>> START Dataset records
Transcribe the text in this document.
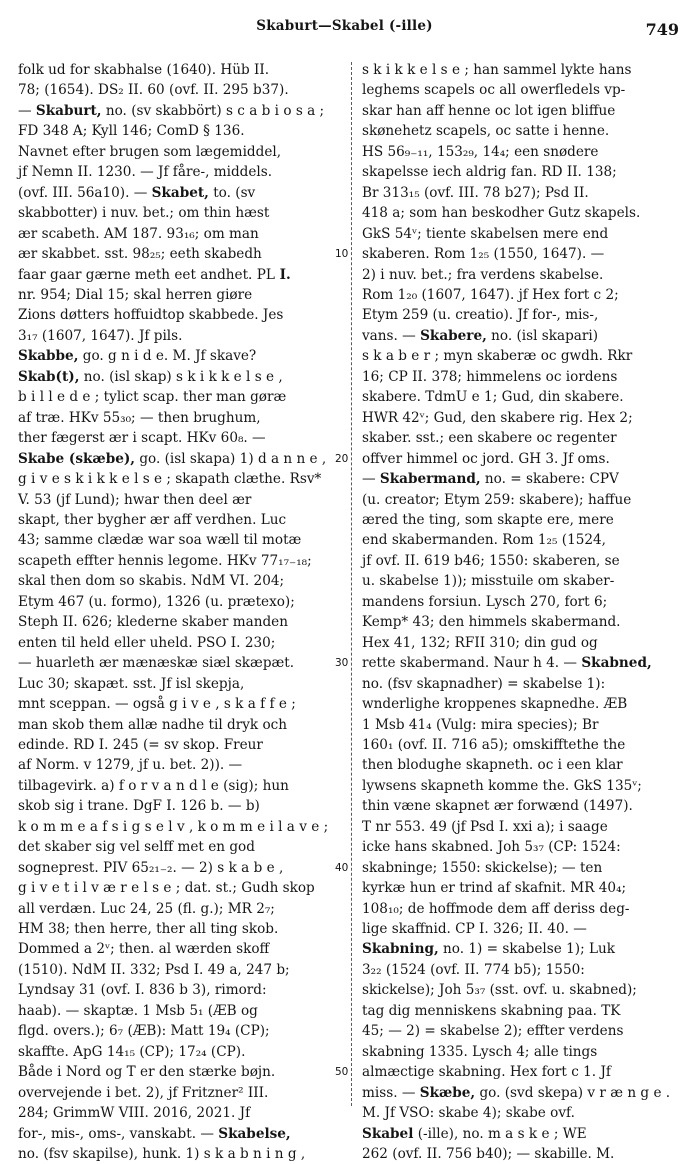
Skaburt—Skabel (-ille)	749
folk ud for skabhalse (1640). Hüb II.
78; (1654). DS₂ II. 60 (ovf. II. 295 b37).
— Skaburt, no. (sv skabbört) s c a b i o s a ;
FD 348 A; Kyll 146; ComD § 136.
Navnet efter brugen som lægemiddel,
jf Nemn II. 1230. — Jf fåre-, middels.
(ovf. III. 56a10). — Skabet, to. (sv
skabbotter) i nuv. bet.; om thin hæst
ær scabeth. AM 187. 93₁₆; om man
ær skabbet. sst. 98₂₅; eeth skabedh
faar gaar gærne meth eet andhet. PL I.
nr. 954; Dial 15; skal herren giøre
Zions døtters hoffuidtop skabbede. Jes
3₁₇ (1607, 1647). Jf pils.
Skabbe, go. g n i d e. M. Jf skave?
Skab(t), no. (isl skap) s k i k k e l s e ,
b i l l e d e ; tylict scap. ther man gøræ
af træ. HKv 55₃₀; — then brughum,
ther fægerst ær i scapt. HKv 60₈. —
Skabe (skæbe), go. (isl skapa) 1) d a n n e ,
g i v e s k i k k e l s e ; skapath clæthe. Rsv*
V. 53 (jf Lund); hwar then deel ær
skapt, ther bygher ær aff verdhen. Luc
43; samme clædæ war soa wæll til motæ
scapeth effter hennis legome. HKv 77₁₇₋₁₈;
skal then dom so skabis. NdM VI. 204;
Etym 467 (u. formo), 1326 (u. prætexo);
Steph II. 626; klederne skaber manden
enten til held eller uheld. PSO I. 230;
— huarleth ær mænæskæ siæl skæpæt.
Luc 30; skapæt. sst. Jf isl skepja,
mnt sceppan. — også g i v e , s k a f f e ;
man skob them allæ nadhe til dryk och
edinde. RD I. 245 (= sv skop. Freur
af Norm. v 1279, jf u. bet. 2)). —
tilbagevirk. a) f o r v a n d l e (sig); hun
skob sig i trane. DgF I. 126 b. — b)
k o m m e a f s i g s e l v , k o m m e i l a v e ;
det skaber sig vel selff met en god
sogneprest. PIV 65₂₁₋₂. — 2) s k a b e ,
g i v e t i l v æ r e l s e ; dat. st.; Gudh skop
all verdæn. Luc 24, 25 (fl. g.); MR 2₇;
HM 38; then herre, ther all ting skob.
Dommed a 2ᵛ; then. al wærden skoff
(1510). NdM II. 332; Psd I. 49 a, 247 b;
Lyndsay 31 (ovf. I. 836 b 3), rimord:
haab). — skaptæ. 1 Msb 5₁ (ÆB og
flgd. overs.); 6₇ (ÆB): Matt 19₄ (CP);
skaffte. ApG 14₁₅ (CP); 17₂₄ (CP).
Både i Nord og T er den stærke bøjn.
overvejende i bet. 2), jf Fritzner² III.
284; GrimmW VIII. 2016, 2021. Jf
for-, mis-, oms-, vanskabt. — Skabelse,
no. (fsv skapilse), hunk. 1) s k a b n i n g ,
s k i k k e l s e ; han sammel lykte hans
leghems scapels oc all owerfledels vp-
skar han aff henne oc lot igen bliffue
skønehetz scapels, oc satte i henne.
HS 56₉₋₁₁, 153₂₉, 14₄; een snødere
skapelsse iech aldrig fan. RD II. 138;
Br 313₁₅ (ovf. III. 78 b27); Psd II.
418 a; som han beskodher Gutz skapels.
GkS 54ᵛ; tiente skabelsen mere end
skaberen. Rom 1₂₅ (1550, 1647). —
2) i nuv. bet.; fra verdens skabelse.
Rom 1₂₀ (1607, 1647). jf Hex fort c 2;
Etym 259 (u. creatio). Jf for-, mis-,
vans. — Skabere, no. (isl skapari)
s k a b e r ; myn skaberæ oc gwdh. Rkr
16; CP II. 378; himmelens oc iordens
skabere. TdmU e 1; Gud, din skabere.
HWR 42ᵛ; Gud, den skabere rig. Hex 2;
skaber. sst.; een skabere oc regenter
offver himmel oc jord. GH 3. Jf oms.
— Skabermand, no. = skabere: CPV
(u. creator; Etym 259: skabere); haffue
æred the ting, som skapte ere, mere
end skabermanden. Rom 1₂₅ (1524,
jf ovf. II. 619 b46; 1550: skaberen, se
u. skabelse 1)); misstuile om skaber-
mandens forsiun. Lysch 270, fort 6;
Kemp* 43; den himmels skabermand.
Hex 41, 132; RFII 310; din gud og
rette skabermand. Naur h 4. — Skabned,
no. (fsv skapnadher) = skabelse 1):
wnderlighe kroppenes skapnedhe. ÆB
1 Msb 41₄ (Vulg: mira species); Br
160₁ (ovf. II. 716 a5); omskifftethe the
then blodughe skapneth. oc i een klar
lywsens skapneth komme the. GkS 135ᵛ;
thin væne skapnet ær forwænd (1497).
T nr 553. 49 (jf Psd I. xxi a); i saage
icke hans skabned. Joh 5₃₇ (CP: 1524:
skabninge; 1550: skickelse); — ten
kyrkæ hun er trind af skafnit. MR 40₄;
108₁₀; de hoffmode dem aff deriss deg-
lige skaffnid. CP I. 326; II. 40. —
Skabning, no. 1) = skabelse 1); Luk
3₂₂ (1524 (ovf. II. 774 b5); 1550:
skickelse); Joh 5₃₇ (sst. ovf. u. skabned);
tag dig menniskens skabning paa. TK
45; — 2) = skabelse 2); effter verdens
skabning 1335. Lysch 4; alle tings
almæctige skabning. Hex fort c 1. Jf
miss. — Skæbe, go. (svd skepa) v r æ n g e .
M. Jf VSO: skabe 4); skabe ovf.
Skabel (-ille), no. m a s k e ; WE
262 (ovf. II. 756 b40); — skabille. M.
10
20
30
40
50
>> END Dataset records
Exercise directions: Take the records above and transcribe them exactly, dropping every picture.

Reply to the task:
Transcribe the text in this document.
Skaburt—Skabel (-ille)	749
folk ud for skabhalse (1640). Hüb II.
78; (1654). DS₂ II. 60 (ovf. II. 295 b37).
— Skaburt, no. (sv skabbört) s c a b i o s a ;
FD 348 A; Kyll 146; ComD § 136.
Navnet efter brugen som lægemiddel,
jf Nemn II. 1230. — Jf fåre-, middels.
(ovf. III. 56a10). — Skabet, to. (sv
skabbotter) i nuv. bet.; om thin hæst
ær scabeth. AM 187. 93₁₆; om man
ær skabbet. sst. 98₂₅; eeth skabedh
faar gaar gærne meth eet andhet. PL I.
nr. 954; Dial 15; skal herren giøre
Zions døtters hoffuidtop skabbede. Jes
3₁₇ (1607, 1647). Jf pils.
Skabbe, go. g n i d e. M. Jf skave?
Skab(t), no. (isl skap) s k i k k e l s e ,
b i l l e d e ; tylict scap. ther man gøræ
af træ. HKv 55₃₀; — then brughum,
ther fægerst ær i scapt. HKv 60₈. —
Skabe (skæbe), go. (isl skapa) 1) d a n n e ,
g i v e s k i k k e l s e ; skapath clæthe. Rsv*
V. 53 (jf Lund); hwar then deel ær
skapt, ther bygher ær aff verdhen. Luc
43; samme clædæ war soa wæll til motæ
scapeth effter hennis legome. HKv 77₁₇₋₁₈;
skal then dom so skabis. NdM VI. 204;
Etym 467 (u. formo), 1326 (u. prætexo);
Steph II. 626; klederne skaber manden
enten til held eller uheld. PSO I. 230;
— huarleth ær mænæskæ siæl skæpæt.
Luc 30; skapæt. sst. Jf isl skepja,
mnt sceppan. — også g i v e , s k a f f e ;
man skob them allæ nadhe til dryk och
edinde. RD I. 245 (= sv skop. Freur
af Norm. v 1279, jf u. bet. 2)). —
tilbagevirk. a) f o r v a n d l e (sig); hun
skob sig i trane. DgF I. 126 b. — b)
k o m m e a f s i g s e l v , k o m m e i l a v e ;
det skaber sig vel selff met en god
sogneprest. PIV 65₂₁₋₂. — 2) s k a b e ,
g i v e t i l v æ r e l s e ; dat. st.; Gudh skop
all verdæn. Luc 24, 25 (fl. g.); MR 2₇;
HM 38; then herre, ther all ting skob.
Dommed a 2ᵛ; then. al wærden skoff
(1510). NdM II. 332; Psd I. 49 a, 247 b;
Lyndsay 31 (ovf. I. 836 b 3), rimord:
haab). — skaptæ. 1 Msb 5₁ (ÆB og
flgd. overs.); 6₇ (ÆB): Matt 19₄ (CP);
skaffte. ApG 14₁₅ (CP); 17₂₄ (CP).
Både i Nord og T er den stærke bøjn.
overvejende i bet. 2), jf Fritzner² III.
284; GrimmW VIII. 2016, 2021. Jf
for-, mis-, oms-, vanskabt. — Skabelse,
no. (fsv skapilse), hunk. 1) s k a b n i n g ,
s k i k k e l s e ; han sammel lykte hans
leghems scapels oc all owerfledels vp-
skar han aff henne oc lot igen bliffue
skønehetz scapels, oc satte i henne.
HS 56₉₋₁₁, 153₂₉, 14₄; een snødere
skapelsse iech aldrig fan. RD II. 138;
Br 313₁₅ (ovf. III. 78 b27); Psd II.
418 a; som han beskodher Gutz skapels.
GkS 54ᵛ; tiente skabelsen mere end
skaberen. Rom 1₂₅ (1550, 1647). —
2) i nuv. bet.; fra verdens skabelse.
Rom 1₂₀ (1607, 1647). jf Hex fort c 2;
Etym 259 (u. creatio). Jf for-, mis-,
vans. — Skabere, no. (isl skapari)
s k a b e r ; myn skaberæ oc gwdh. Rkr
16; CP II. 378; himmelens oc iordens
skabere. TdmU e 1; Gud, din skabere.
HWR 42ᵛ; Gud, den skabere rig. Hex 2;
skaber. sst.; een skabere oc regenter
offver himmel oc jord. GH 3. Jf oms.
— Skabermand, no. = skabere: CPV
(u. creator; Etym 259: skabere); haffue
æred the ting, som skapte ere, mere
end skabermanden. Rom 1₂₅ (1524,
jf ovf. II. 619 b46; 1550: skaberen, se
u. skabelse 1)); misstuile om skaber-
mandens forsiun. Lysch 270, fort 6;
Kemp* 43; den himmels skabermand.
Hex 41, 132; RFII 310; din gud og
rette skabermand. Naur h 4. — Skabned,
no. (fsv skapnadher) = skabelse 1):
wnderlighe kroppenes skapnedhe. ÆB
1 Msb 41₄ (Vulg: mira species); Br
160₁ (ovf. II. 716 a5); omskifftethe the
then blodughe skapneth. oc i een klar
lywsens skapneth komme the. GkS 135ᵛ;
thin væne skapnet ær forwænd (1497).
T nr 553. 49 (jf Psd I. xxi a); i saage
icke hans skabned. Joh 5₃₇ (CP: 1524:
skabninge; 1550: skickelse); — ten
kyrkæ hun er trind af skafnit. MR 40₄;
108₁₀; de hoffmode dem aff deriss deg-
lige skaffnid. CP I. 326; II. 40. —
Skabning, no. 1) = skabelse 1); Luk
3₂₂ (1524 (ovf. II. 774 b5); 1550:
skickelse); Joh 5₃₇ (sst. ovf. u. skabned);
tag dig menniskens skabning paa. TK
45; — 2) = skabelse 2); effter verdens
skabning 1335. Lysch 4; alle tings
almæctige skabning. Hex fort c 1. Jf
miss. — Skæbe, go. (svd skepa) v r æ n g e .
M. Jf VSO: skabe 4); skabe ovf.
Skabel (-ille), no. m a s k e ; WE
262 (ovf. II. 756 b40); — skabille. M.
10
20
30
40
50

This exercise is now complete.